** start of SUPPLIED ENTRIES **
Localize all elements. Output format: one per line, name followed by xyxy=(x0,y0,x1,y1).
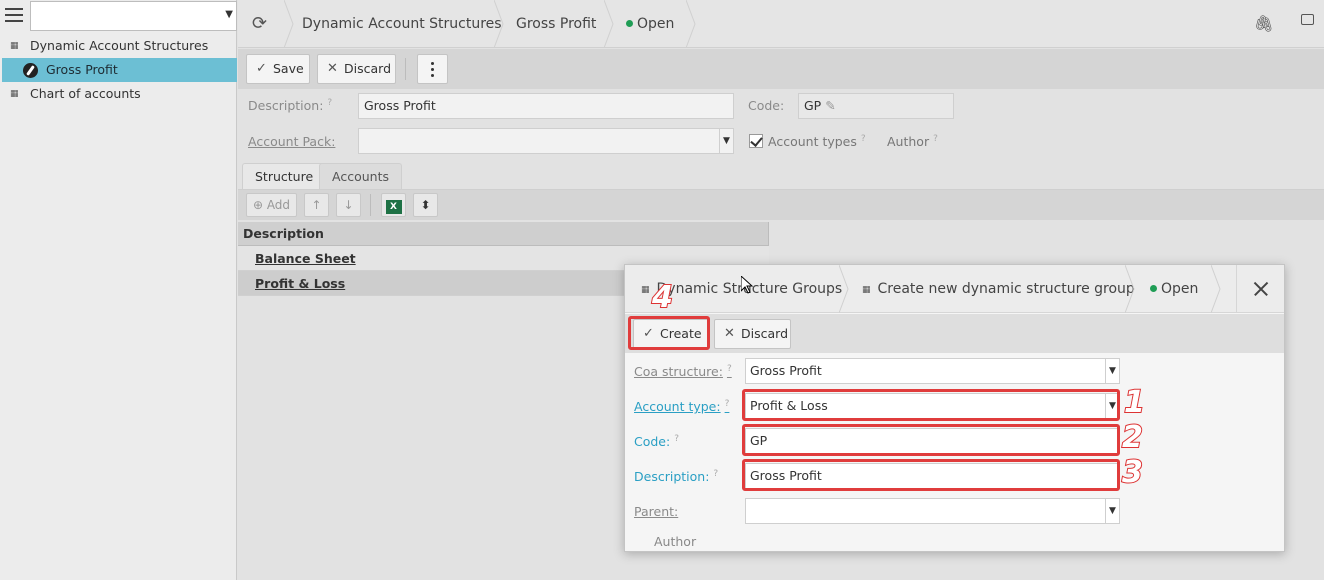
coa-structure-select[interactable]: Gross Profit ▼ xyxy=(745,358,1120,384)
excel-icon: X xyxy=(385,200,402,214)
breadcrumb-separator xyxy=(603,0,614,49)
more-options-button[interactable] xyxy=(417,54,448,84)
highlight-box xyxy=(628,316,710,350)
sidebar-item-chart-of-accounts[interactable]: ▦ Chart of accounts xyxy=(0,82,237,106)
toolbar: ✓ Save ✕ Discard xyxy=(238,49,1324,89)
account-type-label[interactable]: Account type:? xyxy=(634,399,729,414)
sort-button[interactable]: ⬍ xyxy=(413,193,438,217)
dialog-header: ▦ Dynamic Structure Groups ▦ Create new dy… xyxy=(625,264,1284,314)
annotation-number: 1 xyxy=(1123,384,1146,421)
mouse-cursor-icon xyxy=(741,276,753,294)
dialog-discard-button[interactable]: ✕ Discard xyxy=(714,319,791,349)
move-down-button[interactable]: ↓ xyxy=(336,193,361,217)
description-field[interactable]: Gross Profit xyxy=(358,93,734,119)
chevron-down-icon: ▼ xyxy=(719,129,733,153)
breadcrumb-item[interactable]: Gross Profit xyxy=(516,0,596,48)
account-types-label: Account types? xyxy=(768,134,866,150)
description-label: Description:? xyxy=(634,469,719,485)
header: ⟳ Dynamic Account Structures Gross Profi… xyxy=(238,0,1324,49)
breadcrumb-item[interactable]: Dynamic Account Structures xyxy=(302,0,502,48)
edit-pencil-icon: ✎ xyxy=(825,98,836,113)
paperclip-icon[interactable]: 🖇 xyxy=(1254,14,1274,33)
save-button[interactable]: ✓ Save xyxy=(246,54,310,84)
close-icon[interactable] xyxy=(1236,265,1284,313)
annotation-number: 2 xyxy=(1121,419,1144,456)
discard-label: Discard xyxy=(344,61,391,76)
breadcrumb-separator xyxy=(493,0,504,49)
move-up-button[interactable]: ↑ xyxy=(304,193,329,217)
grid-icon: ▦ xyxy=(641,285,649,295)
discard-button[interactable]: ✕ Discard xyxy=(317,54,396,84)
menu-icon[interactable] xyxy=(5,8,23,22)
grid-icon: ▦ xyxy=(10,41,18,51)
dialog-toolbar: ✓ Create ✕ Discard xyxy=(625,314,1284,353)
chevron-down-icon: ▼ xyxy=(1105,359,1119,383)
sidebar: ▼ ▦ Dynamic Account Structures Gross Pro… xyxy=(0,0,237,580)
breadcrumb-separator xyxy=(1210,264,1221,314)
grid-column-header[interactable]: Description xyxy=(238,222,769,246)
account-pack-select[interactable]: ▼ xyxy=(358,128,734,154)
annotation-number: 3 xyxy=(1121,454,1144,491)
code-label: Code: xyxy=(748,98,785,113)
grid-toolbar: ⊕ Add ↑ ↓ X ⬍ xyxy=(238,190,1324,220)
refresh-icon[interactable]: ⟳ xyxy=(252,13,267,34)
dialog-breadcrumb-item[interactable]: ▦ Create new dynamic structure group xyxy=(862,265,1135,313)
author-label: Author xyxy=(654,534,697,549)
chevron-down-icon: ▼ xyxy=(225,9,233,20)
sidebar-item-label: Chart of accounts xyxy=(30,86,141,101)
account-pack-label[interactable]: Account Pack: xyxy=(248,134,335,149)
highlight-box xyxy=(742,424,1120,456)
annotation-number: 4 xyxy=(651,279,674,316)
status-dot-icon xyxy=(1150,284,1157,292)
compass-icon xyxy=(23,63,38,78)
save-label: Save xyxy=(273,61,304,76)
breadcrumb-separator xyxy=(283,0,294,49)
grid-icon: ▦ xyxy=(10,89,18,99)
add-button[interactable]: ⊕ Add xyxy=(246,193,297,217)
author-label: Author? xyxy=(887,134,938,150)
description-label: Description:? xyxy=(248,98,333,114)
comment-icon[interactable] xyxy=(1301,14,1314,25)
sidebar-item-label: Gross Profit xyxy=(46,62,118,77)
sidebar-select[interactable]: ▼ xyxy=(30,1,237,31)
parent-label[interactable]: Parent: xyxy=(634,504,678,519)
sidebar-item-gross-profit[interactable]: Gross Profit xyxy=(2,58,237,82)
code-field[interactable]: GP ✎ xyxy=(798,93,954,119)
coa-structure-label[interactable]: Coa structure:? xyxy=(634,364,732,379)
tab-accounts[interactable]: Accounts xyxy=(319,163,402,189)
parent-select[interactable]: ▼ xyxy=(745,498,1120,524)
close-icon: ✕ xyxy=(327,61,338,76)
close-icon: ✕ xyxy=(724,326,735,341)
grid-icon: ▦ xyxy=(862,285,870,295)
breadcrumb-separator xyxy=(685,0,696,49)
sidebar-item-label: Dynamic Account Structures xyxy=(30,38,209,53)
breadcrumb-separator xyxy=(1124,264,1135,314)
excel-export-button[interactable]: X xyxy=(381,193,406,217)
account-types-checkbox[interactable] xyxy=(749,134,763,148)
highlight-box xyxy=(742,459,1120,491)
code-label: Code:? xyxy=(634,434,679,450)
breadcrumb-separator xyxy=(838,264,849,314)
sidebar-item-dynamic-account-structures[interactable]: ▦ Dynamic Account Structures xyxy=(0,34,237,58)
toolbar-divider xyxy=(370,194,371,216)
status-text: Open xyxy=(637,16,675,32)
status-dot-icon xyxy=(626,19,633,27)
tab-structure[interactable]: Structure xyxy=(242,163,327,189)
check-icon: ✓ xyxy=(256,61,267,76)
highlight-box xyxy=(742,389,1120,421)
chevron-down-icon: ▼ xyxy=(1105,499,1119,523)
dialog-status-badge: Open xyxy=(1150,265,1198,313)
toolbar-divider xyxy=(405,58,406,80)
status-badge: Open xyxy=(626,0,674,48)
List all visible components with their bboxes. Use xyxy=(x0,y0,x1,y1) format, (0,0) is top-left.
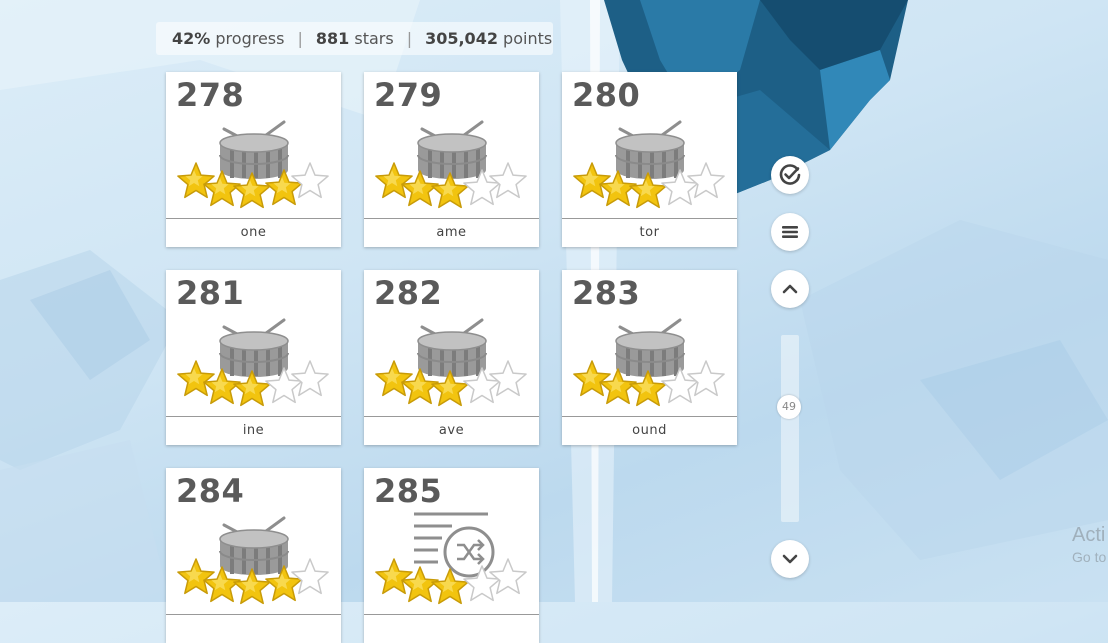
** end of SUPPLIED ENTRIES **
#### [EXERCISE PROMPT]
Please reproduce everything in the listing from the line containing "coa-structure-select[interactable]: Gross Profit" down to the line containing "sidebar-item-chart-of-accounts[interactable]: ▦ Chart", switching "highlight-box" to "selection-box" and leaving all else unchanged.

#### [COMPLETE OUTPUT]
coa-structure-select[interactable]: Gross Profit ▼ xyxy=(745,358,1120,384)
excel-icon: X xyxy=(385,200,402,214)
breadcrumb-separator xyxy=(603,0,614,49)
more-options-button[interactable] xyxy=(417,54,448,84)
selection-box xyxy=(628,316,710,350)
sidebar-item-chart-of-accounts[interactable]: ▦ Chart of accounts xyxy=(0,82,237,106)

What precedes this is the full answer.